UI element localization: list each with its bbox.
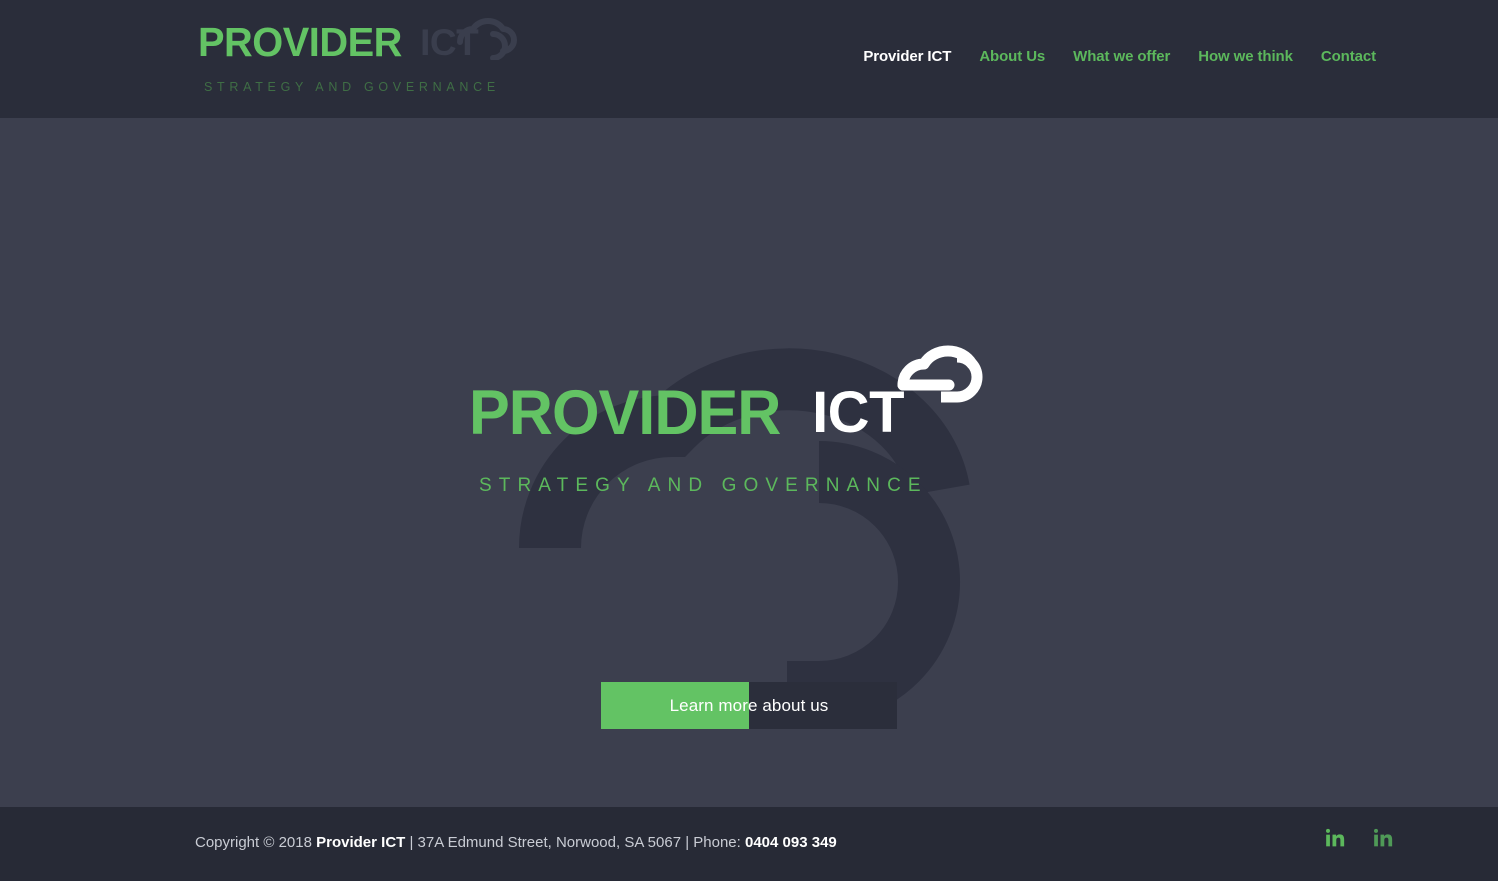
page-root: PROVIDER ICT STRATEGY AND GOVERNANCE Pro… <box>0 0 1498 881</box>
site-footer: Copyright © 2018 Provider ICT | 37A Edmu… <box>0 807 1498 881</box>
cloud-mark-icon <box>446 12 522 61</box>
nav-item-contact[interactable]: Contact <box>1307 44 1390 69</box>
nav-item-how-we-think[interactable]: How we think <box>1184 44 1307 69</box>
main-navigation: Provider ICT About Us What we offer How … <box>849 44 1390 69</box>
brand-logo-row: PROVIDER ICT <box>198 14 538 70</box>
hero-tagline: STRATEGY AND GOVERNANCE <box>479 475 928 496</box>
nav-item-what-we-offer[interactable]: What we offer <box>1059 44 1184 69</box>
brand-wordmark: PROVIDER <box>198 18 402 65</box>
footer-phone: 0404 093 349 <box>745 834 837 851</box>
linkedin-icon[interactable] <box>1324 825 1346 851</box>
brand-logo-link[interactable]: PROVIDER ICT STRATEGY AND GOVERNANCE <box>198 14 538 106</box>
hero-logo-row: PROVIDER ICT <box>469 345 1029 453</box>
learn-more-button-label: Learn more about us <box>669 696 829 715</box>
footer-social-links <box>1324 825 1394 851</box>
hero-logo: PROVIDER ICT STRATEGY AND GOVERNANCE <box>469 345 1029 513</box>
hero-content: PROVIDER ICT STRATEGY AND GOVERNANCE Lea… <box>0 118 1498 807</box>
footer-copyright: Copyright © 2018 Provider ICT | 37A Edmu… <box>195 834 837 852</box>
cta-container: Learn more about us <box>601 682 897 729</box>
hero-wordmark: PROVIDER <box>469 377 781 448</box>
footer-address: | 37A Edmund Street, Norwood, SA 5067 | … <box>405 834 745 851</box>
footer-company-name: Provider ICT <box>316 834 406 851</box>
hero-section: PROVIDER ICT STRATEGY AND GOVERNANCE Lea… <box>0 118 1498 807</box>
site-header: PROVIDER ICT STRATEGY AND GOVERNANCE Pro… <box>0 0 1498 118</box>
learn-more-button[interactable]: Learn more about us <box>601 682 897 729</box>
footer-copyright-prefix: Copyright © 2018 <box>195 834 317 851</box>
brand-tagline: STRATEGY AND GOVERNANCE <box>204 80 500 94</box>
nav-item-provider-ict[interactable]: Provider ICT <box>849 44 965 69</box>
cloud-mark-icon <box>887 331 1003 413</box>
linkedin-icon[interactable] <box>1372 825 1394 851</box>
nav-item-about-us[interactable]: About Us <box>965 44 1059 69</box>
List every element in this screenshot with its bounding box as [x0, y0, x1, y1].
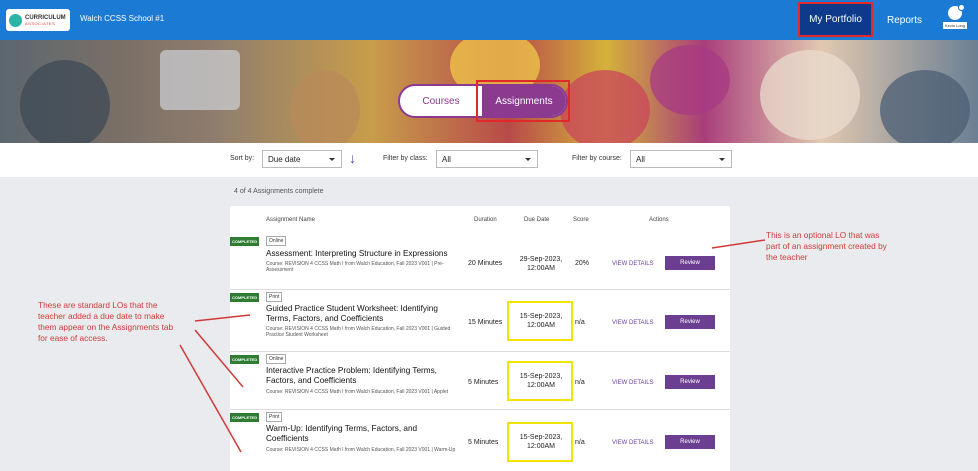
------------------------------------------------------------------------
▶ _AIM OF THE EXERCISE_
Can you give the lines between the one containing "page-root: PROVIDER ICT" and the one containing "nav-item-how-we-think[interactable]: How we", inclusive, as a numbered list, leaving out any blank lines?

▶ _TASK OUTPUT_
1. page-root: PROVIDER ICT STRATEGY AND GOVERNANCE Pro… <box>0 0 1498 881</box>
2. site-footer: Copyright © 2018 Provider ICT | 37A Edmu… <box>0 807 1498 881</box>
3. cloud-mark-icon <box>446 12 522 61</box>
4. nav-item-contact[interactable]: Contact <box>1307 44 1390 69</box>
5. nav-item-how-we-think[interactable]: How we think <box>1184 44 1307 69</box>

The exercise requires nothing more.